[Lines of data]
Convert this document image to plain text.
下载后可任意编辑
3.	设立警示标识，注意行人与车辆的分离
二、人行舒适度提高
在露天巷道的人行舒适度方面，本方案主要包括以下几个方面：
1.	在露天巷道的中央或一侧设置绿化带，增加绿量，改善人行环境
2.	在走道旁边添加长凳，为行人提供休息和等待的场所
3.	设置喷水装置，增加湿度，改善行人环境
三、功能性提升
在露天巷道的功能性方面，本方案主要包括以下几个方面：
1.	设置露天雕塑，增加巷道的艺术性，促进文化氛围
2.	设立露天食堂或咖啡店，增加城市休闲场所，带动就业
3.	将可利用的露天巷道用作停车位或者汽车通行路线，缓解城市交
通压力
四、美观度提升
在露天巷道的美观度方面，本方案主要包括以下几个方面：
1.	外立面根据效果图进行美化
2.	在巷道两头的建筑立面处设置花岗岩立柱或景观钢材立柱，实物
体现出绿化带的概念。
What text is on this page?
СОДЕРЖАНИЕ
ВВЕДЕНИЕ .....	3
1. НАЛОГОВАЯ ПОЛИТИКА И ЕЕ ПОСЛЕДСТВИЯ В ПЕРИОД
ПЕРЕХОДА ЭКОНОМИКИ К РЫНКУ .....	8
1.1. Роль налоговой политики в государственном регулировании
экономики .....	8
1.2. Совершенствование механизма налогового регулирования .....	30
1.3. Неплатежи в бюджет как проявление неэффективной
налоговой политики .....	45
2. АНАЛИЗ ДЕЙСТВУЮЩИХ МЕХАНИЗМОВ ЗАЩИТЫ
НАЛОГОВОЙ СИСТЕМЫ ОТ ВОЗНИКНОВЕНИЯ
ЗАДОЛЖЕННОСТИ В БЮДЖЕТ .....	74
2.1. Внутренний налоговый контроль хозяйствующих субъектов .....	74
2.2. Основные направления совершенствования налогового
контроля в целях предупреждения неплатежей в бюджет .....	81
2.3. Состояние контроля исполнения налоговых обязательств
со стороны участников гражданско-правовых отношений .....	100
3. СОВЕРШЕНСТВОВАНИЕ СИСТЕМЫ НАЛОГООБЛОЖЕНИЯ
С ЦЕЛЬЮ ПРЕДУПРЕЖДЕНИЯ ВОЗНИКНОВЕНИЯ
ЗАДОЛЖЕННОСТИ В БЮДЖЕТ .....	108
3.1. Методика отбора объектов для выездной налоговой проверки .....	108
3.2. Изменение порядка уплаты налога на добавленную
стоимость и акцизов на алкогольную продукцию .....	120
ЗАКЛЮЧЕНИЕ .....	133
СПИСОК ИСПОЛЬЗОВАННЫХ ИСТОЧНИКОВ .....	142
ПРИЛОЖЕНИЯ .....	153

§ Written problem: Copy the material above back out, exactly as written.

§ Output for this exercise:
Convert this document image to plain text.
下载后可任意编辑
3.	设立警示标识，注意行人与车辆的分离
二、人行舒适度提高
在露天巷道的人行舒适度方面，本方案主要包括以下几个方面：
1.	在露天巷道的中央或一侧设置绿化带，增加绿量，改善人行环境
2.	在走道旁边添加长凳，为行人提供休息和等待的场所
3.	设置喷水装置，增加湿度，改善行人环境
三、功能性提升
在露天巷道的功能性方面，本方案主要包括以下几个方面：
1.	设置露天雕塑，增加巷道的艺术性，促进文化氛围
2.	设立露天食堂或咖啡店，增加城市休闲场所，带动就业
3.	将可利用的露天巷道用作停车位或者汽车通行路线，缓解城市交
通压力
四、美观度提升
在露天巷道的美观度方面，本方案主要包括以下几个方面：
1.	外立面根据效果图进行美化
2.	在巷道两头的建筑立面处设置花岗岩立柱或景观钢材立柱，实物
体现出绿化带的概念。
What text is on this page?
СОДЕРЖАНИЕ
ВВЕДЕНИЕ .....	3
1. НАЛОГОВАЯ ПОЛИТИКА И ЕЕ ПОСЛЕДСТВИЯ В ПЕРИОД
ПЕРЕХОДА ЭКОНОМИКИ К РЫНКУ .....	8
1.1. Роль налоговой политики в государственном регулировании
экономики .....	8
1.2. Совершенствование механизма налогового регулирования .....	30
1.3. Неплатежи в бюджет как проявление неэффективной
налоговой политики .....	45
2. АНАЛИЗ ДЕЙСТВУЮЩИХ МЕХАНИЗМОВ ЗАЩИТЫ
НАЛОГОВОЙ СИСТЕМЫ ОТ ВОЗНИКНОВЕНИЯ
ЗАДОЛЖЕННОСТИ В БЮДЖЕТ .....	74
2.1. Внутренний налоговый контроль хозяйствующих субъектов .....	74
2.2. Основные направления совершенствования налогового
контроля в целях предупреждения неплатежей в бюджет .....	81
2.3. Состояние контроля исполнения налоговых обязательств
со стороны участников гражданско-правовых отношений .....	100
3. СОВЕРШЕНСТВОВАНИЕ СИСТЕМЫ НАЛОГООБЛОЖЕНИЯ
С ЦЕЛЬЮ ПРЕДУПРЕЖДЕНИЯ ВОЗНИКНОВЕНИЯ
ЗАДОЛЖЕННОСТИ В БЮДЖЕТ .....	108
3.1. Методика отбора объектов для выездной налоговой проверки .....	108
3.2. Изменение порядка уплаты налога на добавленную
стоимость и акцизов на алкогольную продукцию .....	120
ЗАКЛЮЧЕНИЕ .....	133
СПИСОК ИСПОЛЬЗОВАННЫХ ИСТОЧНИКОВ .....	142
ПРИЛОЖЕНИЯ .....	153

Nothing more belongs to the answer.